------ Record extracts
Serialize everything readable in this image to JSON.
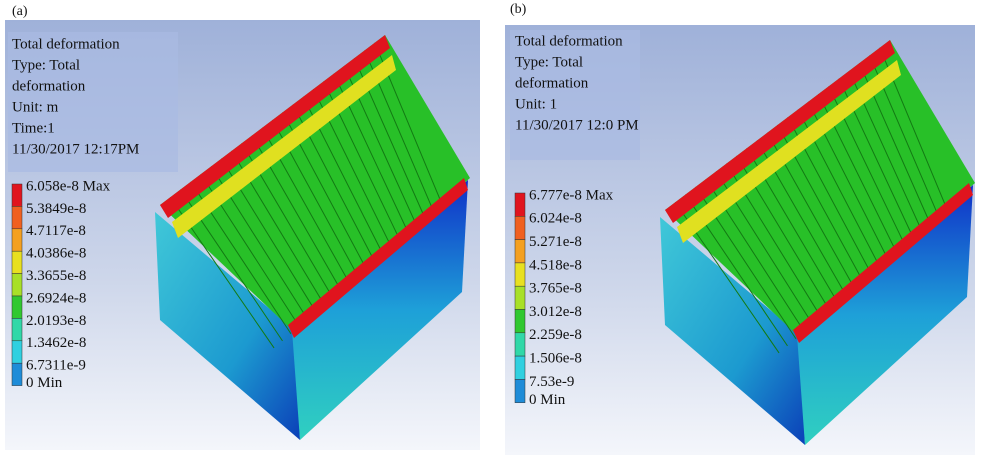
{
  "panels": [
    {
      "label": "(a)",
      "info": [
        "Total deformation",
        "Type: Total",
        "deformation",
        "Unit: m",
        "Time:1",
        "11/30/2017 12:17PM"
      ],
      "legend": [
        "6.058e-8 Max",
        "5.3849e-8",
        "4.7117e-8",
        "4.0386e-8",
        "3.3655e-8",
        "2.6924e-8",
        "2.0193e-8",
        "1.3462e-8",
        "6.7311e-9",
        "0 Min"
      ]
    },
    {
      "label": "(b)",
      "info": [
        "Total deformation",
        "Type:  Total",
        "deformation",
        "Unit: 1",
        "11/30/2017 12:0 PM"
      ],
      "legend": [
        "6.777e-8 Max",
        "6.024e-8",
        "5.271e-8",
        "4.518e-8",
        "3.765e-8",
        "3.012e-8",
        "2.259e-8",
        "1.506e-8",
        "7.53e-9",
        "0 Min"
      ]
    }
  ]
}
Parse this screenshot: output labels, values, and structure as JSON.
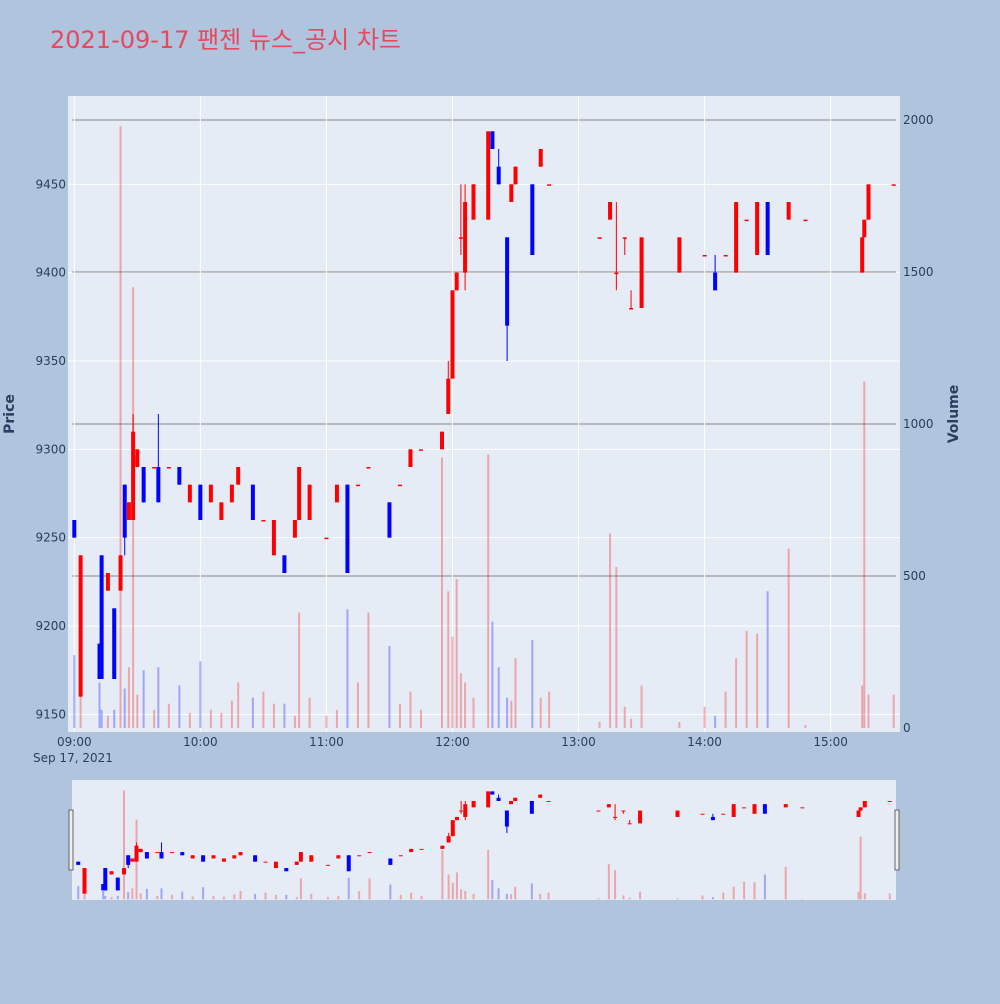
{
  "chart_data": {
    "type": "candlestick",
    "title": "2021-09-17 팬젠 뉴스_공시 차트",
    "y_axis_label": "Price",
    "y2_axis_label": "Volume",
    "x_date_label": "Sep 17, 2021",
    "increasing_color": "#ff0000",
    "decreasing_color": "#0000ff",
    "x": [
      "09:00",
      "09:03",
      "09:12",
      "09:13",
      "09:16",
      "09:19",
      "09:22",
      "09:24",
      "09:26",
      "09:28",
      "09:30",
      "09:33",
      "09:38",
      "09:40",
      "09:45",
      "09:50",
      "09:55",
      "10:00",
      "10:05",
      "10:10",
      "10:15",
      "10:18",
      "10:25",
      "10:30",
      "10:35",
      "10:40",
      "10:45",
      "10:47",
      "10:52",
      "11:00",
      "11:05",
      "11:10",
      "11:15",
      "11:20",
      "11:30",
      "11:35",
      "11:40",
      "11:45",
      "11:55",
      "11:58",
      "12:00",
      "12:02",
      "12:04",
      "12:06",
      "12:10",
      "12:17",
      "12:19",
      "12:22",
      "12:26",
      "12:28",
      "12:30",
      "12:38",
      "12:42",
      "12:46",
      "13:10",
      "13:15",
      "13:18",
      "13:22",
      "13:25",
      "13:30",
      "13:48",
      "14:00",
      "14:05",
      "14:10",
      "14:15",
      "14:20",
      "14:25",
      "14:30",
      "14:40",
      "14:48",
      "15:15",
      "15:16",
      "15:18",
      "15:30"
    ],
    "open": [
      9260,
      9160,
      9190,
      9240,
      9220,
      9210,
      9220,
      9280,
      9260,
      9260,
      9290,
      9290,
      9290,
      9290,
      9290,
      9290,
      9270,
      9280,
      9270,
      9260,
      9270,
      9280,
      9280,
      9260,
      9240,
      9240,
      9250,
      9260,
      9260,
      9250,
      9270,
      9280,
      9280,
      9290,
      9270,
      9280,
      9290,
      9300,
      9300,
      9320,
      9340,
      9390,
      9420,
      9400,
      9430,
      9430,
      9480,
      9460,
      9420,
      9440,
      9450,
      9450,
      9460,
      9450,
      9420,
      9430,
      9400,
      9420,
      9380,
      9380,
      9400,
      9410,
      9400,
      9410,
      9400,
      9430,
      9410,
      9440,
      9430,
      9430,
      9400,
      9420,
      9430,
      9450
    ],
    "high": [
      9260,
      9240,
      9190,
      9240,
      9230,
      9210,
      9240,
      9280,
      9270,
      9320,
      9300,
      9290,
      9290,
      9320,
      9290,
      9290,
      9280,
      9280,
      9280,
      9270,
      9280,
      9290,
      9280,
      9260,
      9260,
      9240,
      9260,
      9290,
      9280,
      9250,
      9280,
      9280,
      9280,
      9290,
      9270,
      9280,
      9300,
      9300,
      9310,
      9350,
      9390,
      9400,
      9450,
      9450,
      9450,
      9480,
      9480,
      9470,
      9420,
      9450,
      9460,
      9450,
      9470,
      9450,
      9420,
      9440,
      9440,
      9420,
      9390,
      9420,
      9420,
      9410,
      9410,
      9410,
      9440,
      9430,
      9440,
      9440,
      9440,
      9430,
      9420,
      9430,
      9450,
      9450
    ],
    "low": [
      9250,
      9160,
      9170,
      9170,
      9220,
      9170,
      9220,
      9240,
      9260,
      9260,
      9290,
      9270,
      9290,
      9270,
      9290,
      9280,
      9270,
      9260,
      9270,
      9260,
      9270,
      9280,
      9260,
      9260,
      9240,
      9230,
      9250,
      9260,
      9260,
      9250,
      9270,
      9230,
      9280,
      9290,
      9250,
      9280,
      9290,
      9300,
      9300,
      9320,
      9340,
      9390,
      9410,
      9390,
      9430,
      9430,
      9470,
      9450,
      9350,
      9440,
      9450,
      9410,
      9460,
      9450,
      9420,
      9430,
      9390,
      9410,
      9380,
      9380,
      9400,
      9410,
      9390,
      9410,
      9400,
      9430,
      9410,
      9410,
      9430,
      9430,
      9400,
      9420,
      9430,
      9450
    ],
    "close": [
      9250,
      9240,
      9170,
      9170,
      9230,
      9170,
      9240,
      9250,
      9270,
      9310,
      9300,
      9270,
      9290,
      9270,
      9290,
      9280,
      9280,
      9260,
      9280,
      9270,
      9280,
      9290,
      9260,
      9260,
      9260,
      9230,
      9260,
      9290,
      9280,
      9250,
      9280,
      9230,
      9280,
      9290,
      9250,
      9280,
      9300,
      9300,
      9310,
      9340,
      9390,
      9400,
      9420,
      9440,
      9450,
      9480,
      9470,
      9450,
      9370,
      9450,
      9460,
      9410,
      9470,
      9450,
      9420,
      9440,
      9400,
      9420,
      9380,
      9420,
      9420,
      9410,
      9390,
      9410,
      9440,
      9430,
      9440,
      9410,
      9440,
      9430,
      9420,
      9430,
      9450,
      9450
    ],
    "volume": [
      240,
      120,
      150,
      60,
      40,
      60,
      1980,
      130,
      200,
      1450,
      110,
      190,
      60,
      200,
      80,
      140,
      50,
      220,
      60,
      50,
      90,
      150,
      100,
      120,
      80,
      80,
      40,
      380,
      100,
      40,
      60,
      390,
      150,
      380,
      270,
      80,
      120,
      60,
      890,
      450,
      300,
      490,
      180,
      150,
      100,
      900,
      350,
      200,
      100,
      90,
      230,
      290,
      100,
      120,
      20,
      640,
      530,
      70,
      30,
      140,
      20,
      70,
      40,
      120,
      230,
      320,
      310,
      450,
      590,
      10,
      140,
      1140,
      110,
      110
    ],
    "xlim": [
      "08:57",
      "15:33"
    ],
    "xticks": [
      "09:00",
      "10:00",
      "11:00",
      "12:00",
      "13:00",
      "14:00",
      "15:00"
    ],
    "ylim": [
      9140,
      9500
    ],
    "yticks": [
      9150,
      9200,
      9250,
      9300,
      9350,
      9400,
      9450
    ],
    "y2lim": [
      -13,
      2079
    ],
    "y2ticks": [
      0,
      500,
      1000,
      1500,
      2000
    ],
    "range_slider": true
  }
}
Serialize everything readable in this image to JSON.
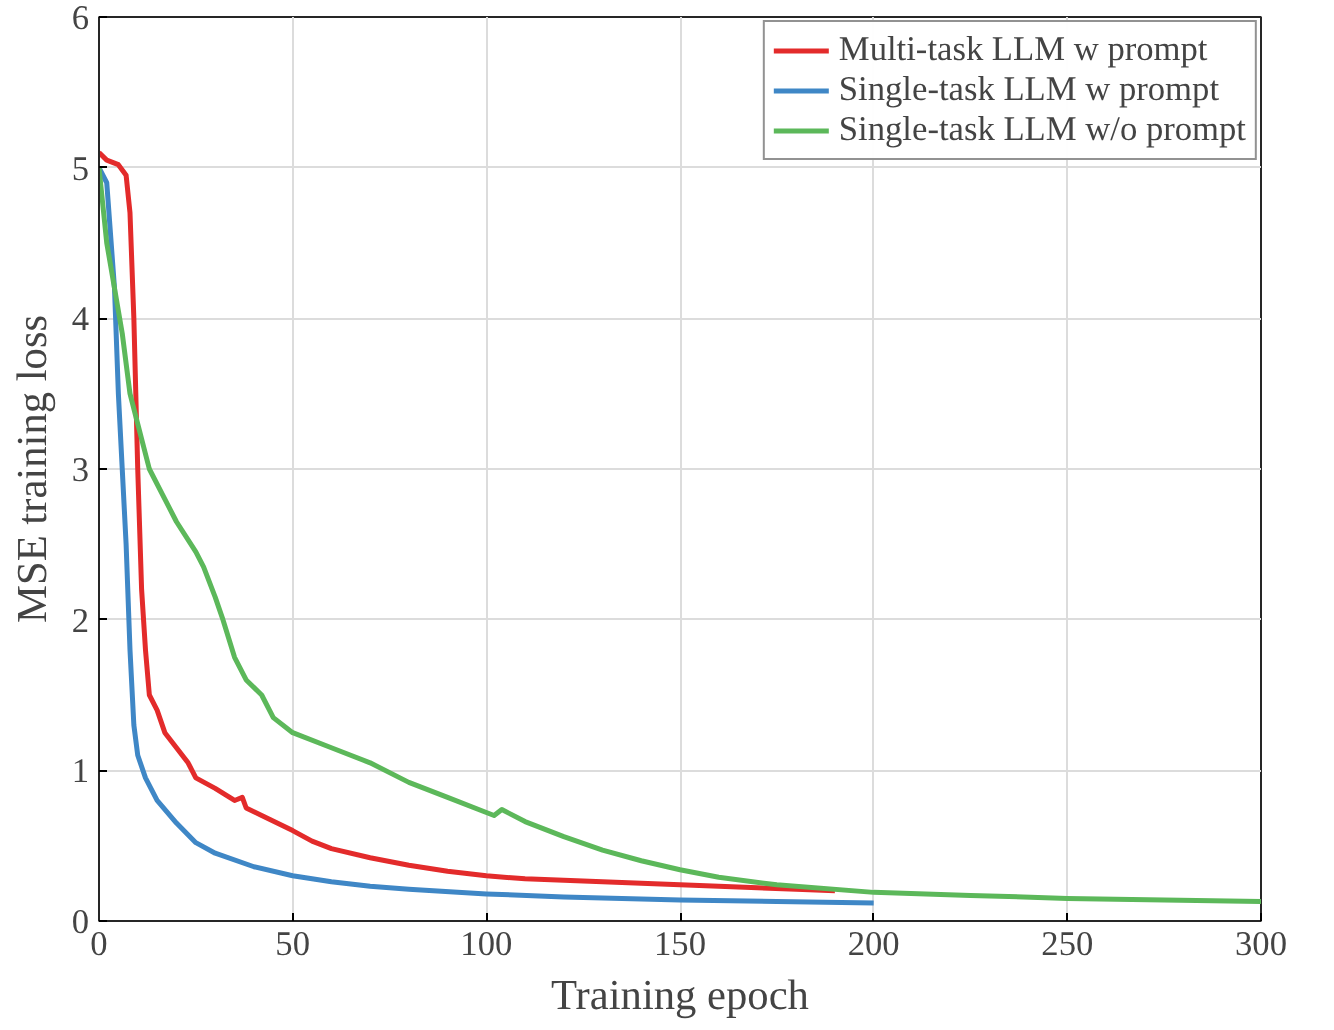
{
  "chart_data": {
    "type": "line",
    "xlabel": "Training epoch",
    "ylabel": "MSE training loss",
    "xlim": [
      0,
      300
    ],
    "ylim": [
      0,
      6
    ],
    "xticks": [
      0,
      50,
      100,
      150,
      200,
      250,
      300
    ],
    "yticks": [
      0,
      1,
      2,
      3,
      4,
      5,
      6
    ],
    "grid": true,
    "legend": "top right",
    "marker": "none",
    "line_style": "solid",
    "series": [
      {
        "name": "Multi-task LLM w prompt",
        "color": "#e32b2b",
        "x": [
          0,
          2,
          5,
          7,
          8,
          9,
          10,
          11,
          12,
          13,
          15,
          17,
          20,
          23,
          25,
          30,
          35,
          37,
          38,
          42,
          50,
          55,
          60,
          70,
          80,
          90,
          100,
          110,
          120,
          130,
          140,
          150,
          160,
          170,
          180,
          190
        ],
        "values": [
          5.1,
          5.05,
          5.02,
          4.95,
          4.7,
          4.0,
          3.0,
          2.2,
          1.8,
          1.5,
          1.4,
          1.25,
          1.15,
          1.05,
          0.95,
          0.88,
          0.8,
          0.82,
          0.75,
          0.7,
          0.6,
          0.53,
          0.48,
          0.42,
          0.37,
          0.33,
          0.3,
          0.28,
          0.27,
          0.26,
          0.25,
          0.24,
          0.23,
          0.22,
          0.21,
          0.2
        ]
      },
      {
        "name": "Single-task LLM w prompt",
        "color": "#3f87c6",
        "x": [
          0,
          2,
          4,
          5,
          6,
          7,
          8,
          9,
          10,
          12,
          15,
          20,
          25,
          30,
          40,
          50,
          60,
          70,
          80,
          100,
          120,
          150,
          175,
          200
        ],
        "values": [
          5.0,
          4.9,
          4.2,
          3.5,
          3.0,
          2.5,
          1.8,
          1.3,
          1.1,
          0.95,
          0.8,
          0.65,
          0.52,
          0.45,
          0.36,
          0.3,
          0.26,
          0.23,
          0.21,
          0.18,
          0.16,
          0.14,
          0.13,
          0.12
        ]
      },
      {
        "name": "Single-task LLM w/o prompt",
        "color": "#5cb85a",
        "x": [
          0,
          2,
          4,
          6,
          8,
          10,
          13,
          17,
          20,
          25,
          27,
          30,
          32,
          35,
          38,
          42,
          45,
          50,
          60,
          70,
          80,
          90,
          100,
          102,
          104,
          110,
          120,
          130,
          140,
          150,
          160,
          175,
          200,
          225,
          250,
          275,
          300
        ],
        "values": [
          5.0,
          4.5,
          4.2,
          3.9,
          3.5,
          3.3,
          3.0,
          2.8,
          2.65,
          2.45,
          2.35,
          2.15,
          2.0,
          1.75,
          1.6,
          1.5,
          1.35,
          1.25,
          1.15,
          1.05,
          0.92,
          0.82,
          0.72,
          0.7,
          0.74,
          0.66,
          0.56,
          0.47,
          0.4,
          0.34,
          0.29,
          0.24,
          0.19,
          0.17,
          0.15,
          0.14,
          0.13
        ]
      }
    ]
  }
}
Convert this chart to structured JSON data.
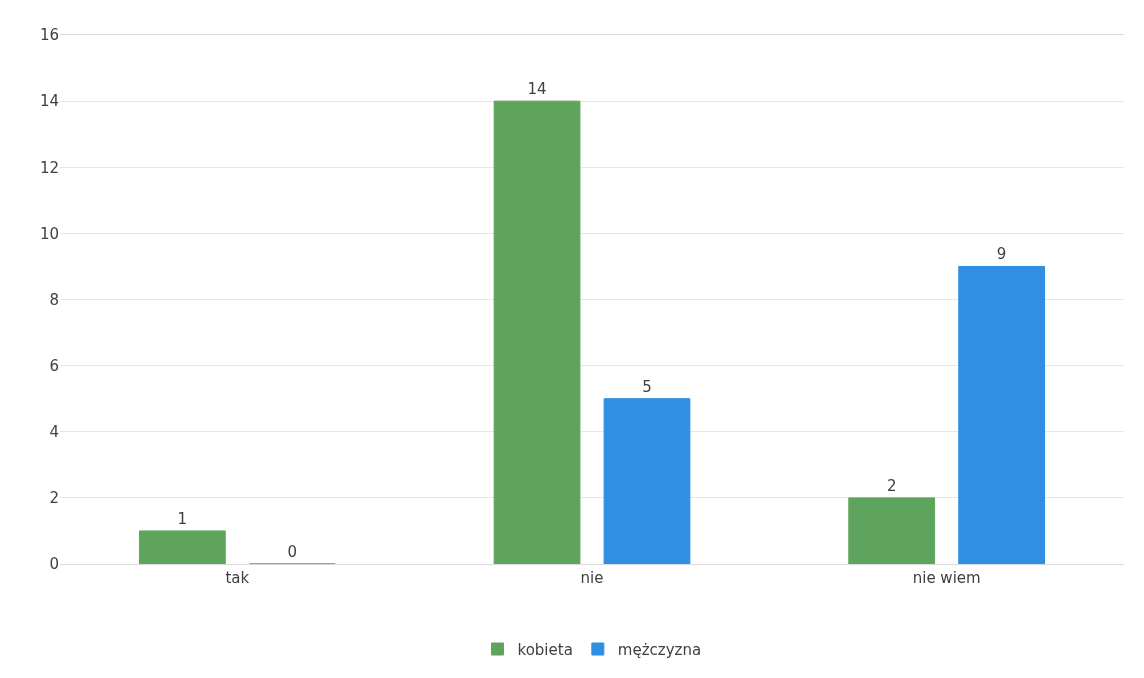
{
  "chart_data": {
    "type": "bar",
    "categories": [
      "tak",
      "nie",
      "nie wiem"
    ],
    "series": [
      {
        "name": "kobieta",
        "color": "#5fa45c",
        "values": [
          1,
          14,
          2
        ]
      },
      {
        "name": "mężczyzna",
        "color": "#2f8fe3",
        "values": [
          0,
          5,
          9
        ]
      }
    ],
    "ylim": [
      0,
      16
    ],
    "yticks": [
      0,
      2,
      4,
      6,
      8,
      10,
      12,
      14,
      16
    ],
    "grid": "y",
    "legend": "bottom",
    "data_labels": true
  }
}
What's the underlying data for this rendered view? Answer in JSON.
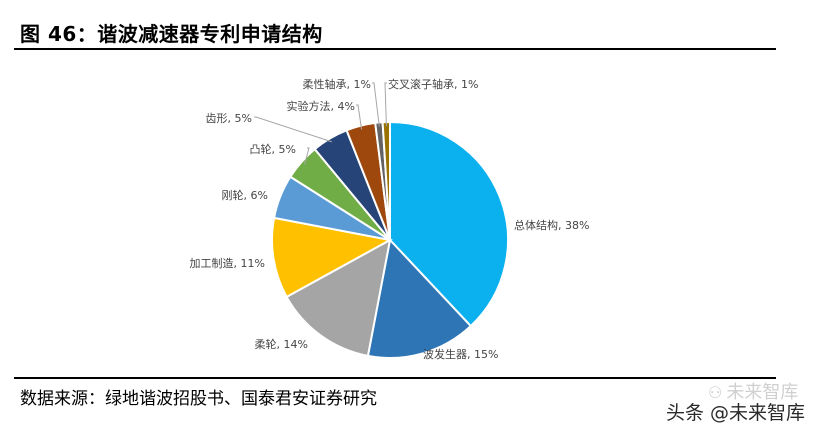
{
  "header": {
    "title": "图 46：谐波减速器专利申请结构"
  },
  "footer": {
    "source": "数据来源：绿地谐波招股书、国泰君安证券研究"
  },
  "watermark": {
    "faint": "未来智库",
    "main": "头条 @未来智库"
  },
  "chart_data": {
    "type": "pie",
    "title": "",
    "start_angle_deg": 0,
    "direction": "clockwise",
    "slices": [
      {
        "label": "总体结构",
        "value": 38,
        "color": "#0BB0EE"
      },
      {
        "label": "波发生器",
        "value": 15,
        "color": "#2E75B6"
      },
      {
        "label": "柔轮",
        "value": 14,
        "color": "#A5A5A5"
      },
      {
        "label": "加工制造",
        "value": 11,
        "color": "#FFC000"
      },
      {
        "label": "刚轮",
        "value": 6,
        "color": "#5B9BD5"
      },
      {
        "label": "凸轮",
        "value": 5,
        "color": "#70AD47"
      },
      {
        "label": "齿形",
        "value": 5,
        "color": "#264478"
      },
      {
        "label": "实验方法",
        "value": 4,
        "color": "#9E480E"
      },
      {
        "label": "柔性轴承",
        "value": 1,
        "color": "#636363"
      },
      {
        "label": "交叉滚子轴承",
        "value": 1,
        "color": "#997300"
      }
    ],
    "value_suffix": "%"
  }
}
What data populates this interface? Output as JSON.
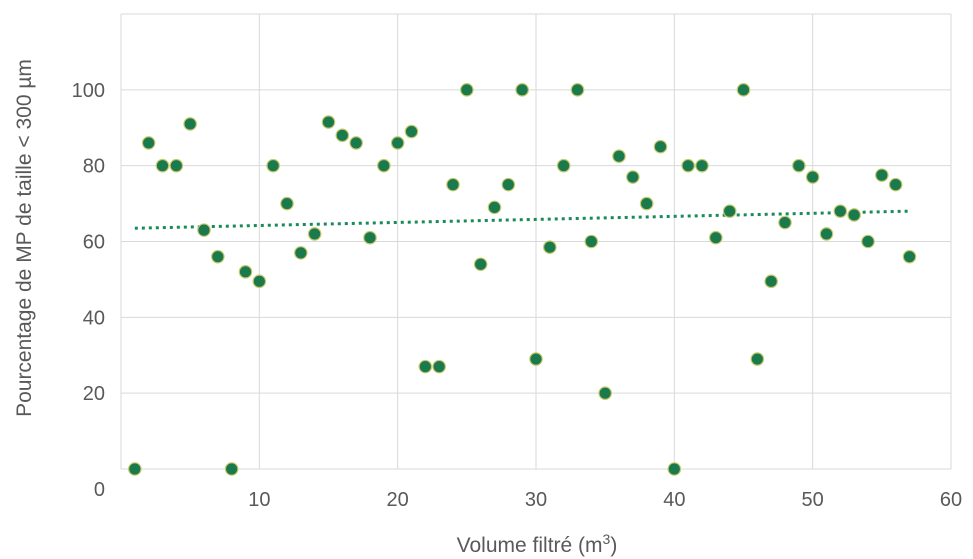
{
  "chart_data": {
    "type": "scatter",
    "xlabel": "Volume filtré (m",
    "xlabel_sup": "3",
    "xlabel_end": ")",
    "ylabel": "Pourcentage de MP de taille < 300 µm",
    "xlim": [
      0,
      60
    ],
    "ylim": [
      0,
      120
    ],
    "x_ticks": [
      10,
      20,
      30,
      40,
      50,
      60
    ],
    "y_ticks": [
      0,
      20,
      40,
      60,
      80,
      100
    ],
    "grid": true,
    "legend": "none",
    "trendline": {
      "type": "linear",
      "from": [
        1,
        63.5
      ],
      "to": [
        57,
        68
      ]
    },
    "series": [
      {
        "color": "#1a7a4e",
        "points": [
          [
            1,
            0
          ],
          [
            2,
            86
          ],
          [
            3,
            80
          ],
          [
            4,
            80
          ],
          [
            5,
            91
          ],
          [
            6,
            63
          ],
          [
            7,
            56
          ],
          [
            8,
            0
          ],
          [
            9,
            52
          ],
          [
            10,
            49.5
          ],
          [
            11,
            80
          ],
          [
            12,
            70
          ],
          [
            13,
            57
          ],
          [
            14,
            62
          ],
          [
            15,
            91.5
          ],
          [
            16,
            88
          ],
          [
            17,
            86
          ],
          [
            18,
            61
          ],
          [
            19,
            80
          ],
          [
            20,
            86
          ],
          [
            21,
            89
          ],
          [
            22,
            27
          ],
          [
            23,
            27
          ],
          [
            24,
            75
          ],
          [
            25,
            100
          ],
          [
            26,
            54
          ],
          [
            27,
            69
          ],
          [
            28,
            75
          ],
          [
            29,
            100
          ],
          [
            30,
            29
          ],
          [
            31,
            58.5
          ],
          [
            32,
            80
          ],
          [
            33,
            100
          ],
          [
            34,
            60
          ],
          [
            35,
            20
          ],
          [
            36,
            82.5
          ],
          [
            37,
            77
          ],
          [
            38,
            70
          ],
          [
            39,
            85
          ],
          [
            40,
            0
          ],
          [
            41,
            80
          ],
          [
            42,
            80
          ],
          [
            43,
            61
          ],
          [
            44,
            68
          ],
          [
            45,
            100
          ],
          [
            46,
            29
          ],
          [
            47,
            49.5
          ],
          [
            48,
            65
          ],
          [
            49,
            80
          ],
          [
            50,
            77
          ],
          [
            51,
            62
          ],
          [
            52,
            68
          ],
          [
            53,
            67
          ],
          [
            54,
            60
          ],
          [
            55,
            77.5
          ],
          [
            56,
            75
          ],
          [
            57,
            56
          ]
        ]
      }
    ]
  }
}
------------
Task directions — Working from the entries above, return all lines that contain "JSON".

Written solution —
Serialize everything readable in this image to JSON.
Parse this screenshot: output labels, values, and structure as JSON.
Serialize everything readable in this image to JSON.
Convert this chart to structured JSON data.
What's the underlying data for this rendered view? Answer in JSON.
What data populates this interface? Output as JSON.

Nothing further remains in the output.